Top of Entries supplied

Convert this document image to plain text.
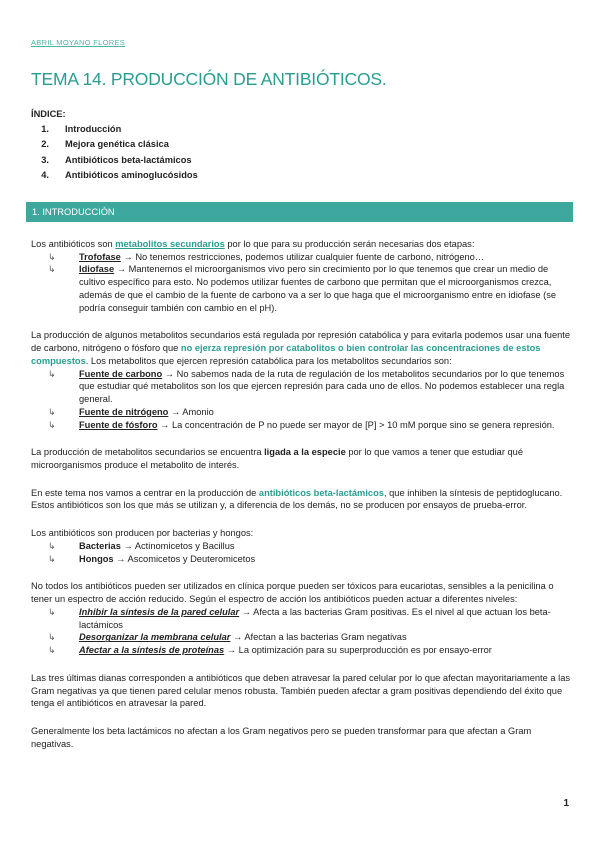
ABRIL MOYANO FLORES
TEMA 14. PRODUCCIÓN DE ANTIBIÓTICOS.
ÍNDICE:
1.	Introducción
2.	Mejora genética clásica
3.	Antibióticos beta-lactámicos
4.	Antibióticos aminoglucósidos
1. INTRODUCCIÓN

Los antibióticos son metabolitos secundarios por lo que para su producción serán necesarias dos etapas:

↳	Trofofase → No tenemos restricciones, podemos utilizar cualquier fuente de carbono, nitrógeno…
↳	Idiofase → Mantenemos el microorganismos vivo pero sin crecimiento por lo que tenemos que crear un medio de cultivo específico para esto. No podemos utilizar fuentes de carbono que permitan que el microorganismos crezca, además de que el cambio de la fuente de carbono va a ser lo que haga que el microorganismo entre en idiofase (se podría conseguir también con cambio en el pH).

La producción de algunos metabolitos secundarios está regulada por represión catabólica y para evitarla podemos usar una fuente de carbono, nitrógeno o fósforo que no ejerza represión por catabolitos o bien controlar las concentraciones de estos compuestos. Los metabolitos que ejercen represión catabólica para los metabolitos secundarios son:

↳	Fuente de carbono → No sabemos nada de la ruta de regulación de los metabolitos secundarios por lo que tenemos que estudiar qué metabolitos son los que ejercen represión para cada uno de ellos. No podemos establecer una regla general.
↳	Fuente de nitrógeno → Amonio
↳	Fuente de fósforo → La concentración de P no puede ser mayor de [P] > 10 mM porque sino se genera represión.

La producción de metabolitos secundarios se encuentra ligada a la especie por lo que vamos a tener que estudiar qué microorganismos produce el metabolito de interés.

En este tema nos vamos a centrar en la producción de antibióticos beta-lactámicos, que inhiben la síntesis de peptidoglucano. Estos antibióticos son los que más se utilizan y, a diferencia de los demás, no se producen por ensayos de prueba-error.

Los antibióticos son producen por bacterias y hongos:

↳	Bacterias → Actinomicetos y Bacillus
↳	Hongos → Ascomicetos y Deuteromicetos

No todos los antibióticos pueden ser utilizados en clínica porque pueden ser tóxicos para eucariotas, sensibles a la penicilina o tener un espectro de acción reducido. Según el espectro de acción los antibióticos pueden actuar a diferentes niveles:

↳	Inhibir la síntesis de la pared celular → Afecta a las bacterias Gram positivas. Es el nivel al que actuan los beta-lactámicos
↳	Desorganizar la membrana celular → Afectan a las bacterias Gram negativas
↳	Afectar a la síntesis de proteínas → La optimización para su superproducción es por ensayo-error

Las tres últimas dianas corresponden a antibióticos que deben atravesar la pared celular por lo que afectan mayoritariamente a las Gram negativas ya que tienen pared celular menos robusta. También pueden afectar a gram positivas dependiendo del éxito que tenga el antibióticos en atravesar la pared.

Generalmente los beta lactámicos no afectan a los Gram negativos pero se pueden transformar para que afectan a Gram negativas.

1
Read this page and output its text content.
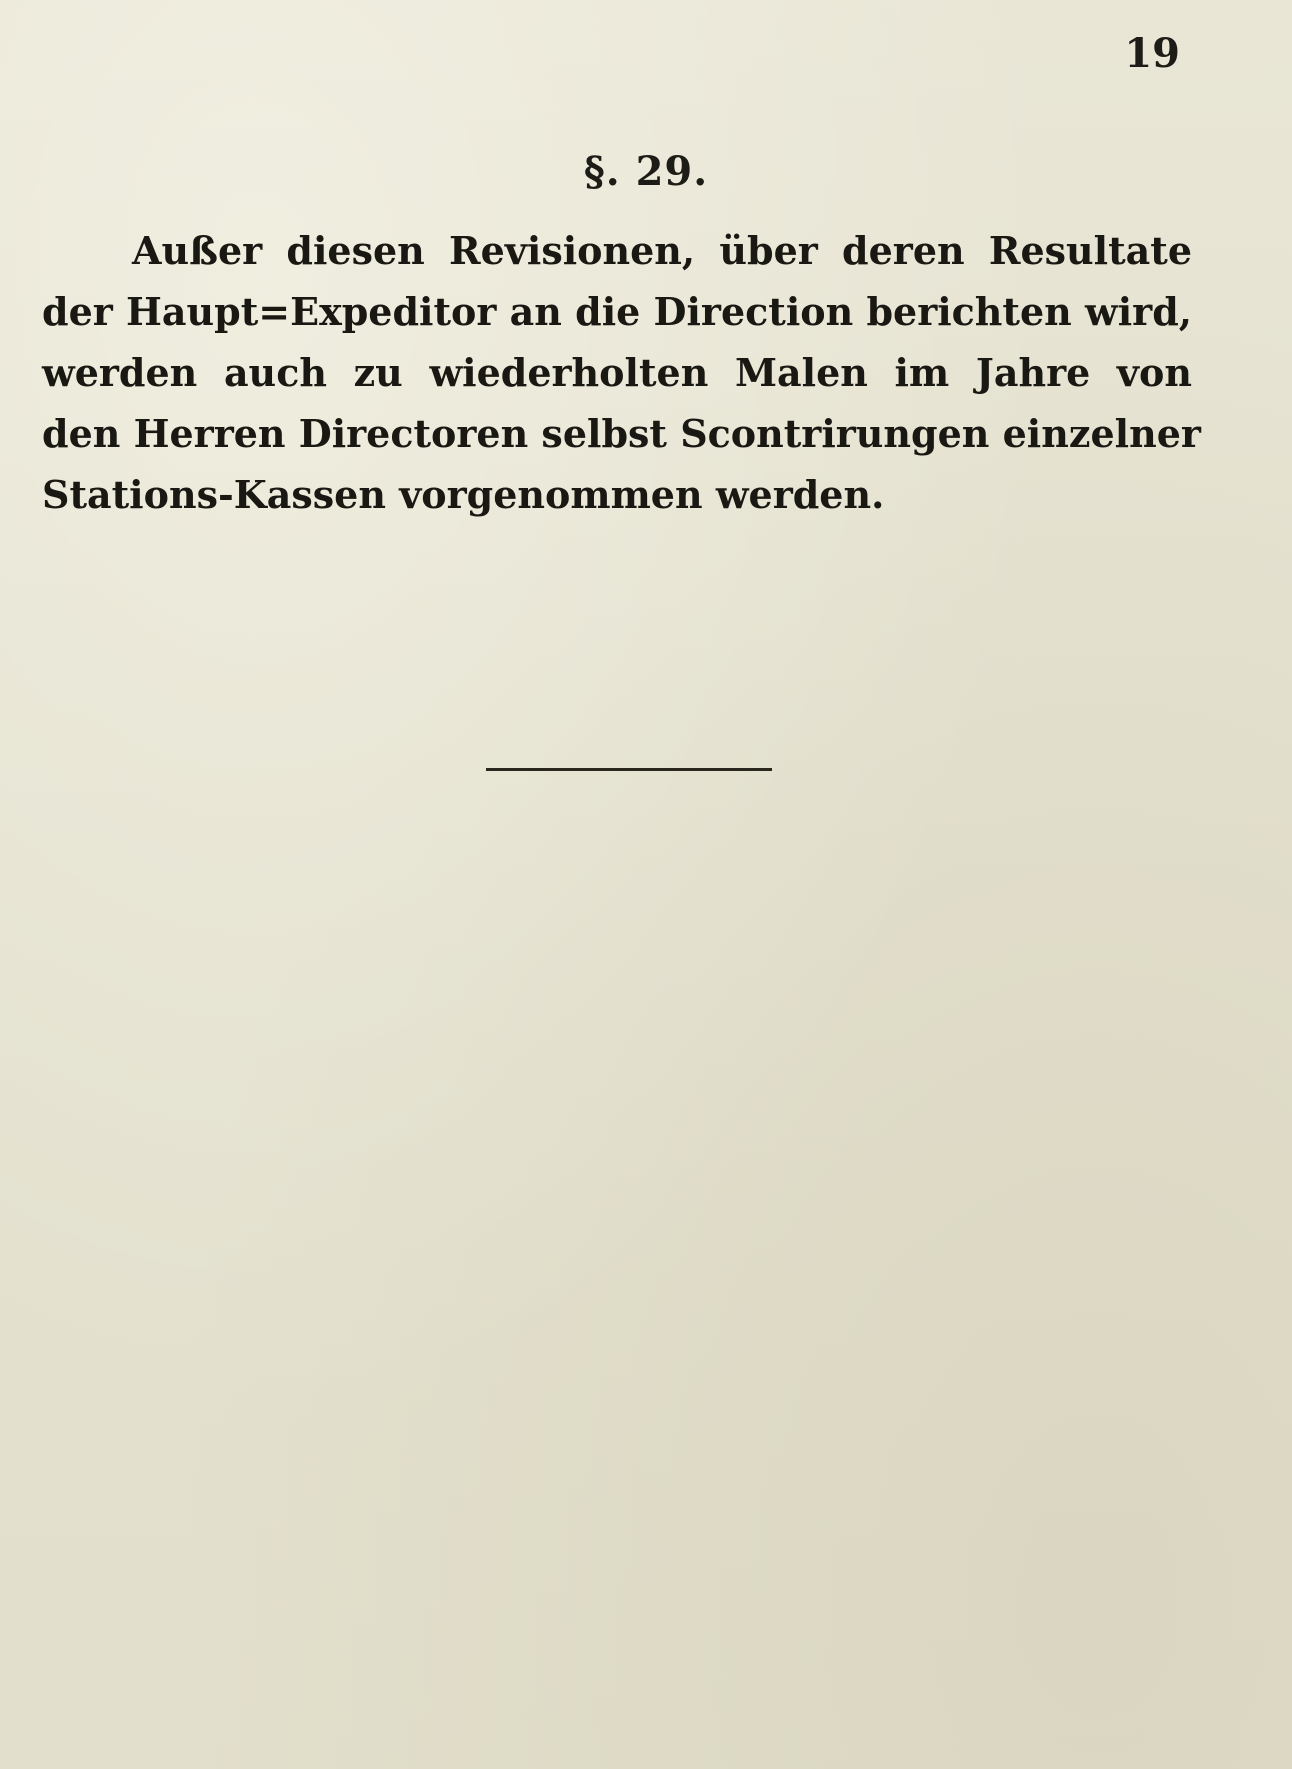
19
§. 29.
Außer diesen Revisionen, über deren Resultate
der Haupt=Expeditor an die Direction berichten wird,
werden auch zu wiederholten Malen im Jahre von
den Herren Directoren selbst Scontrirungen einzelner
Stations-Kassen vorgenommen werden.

Bottom of Entries supplied

● **Prompt**
If a line in the records holds the string "síntesis", count it, and give only the total.

● **Answer area**
3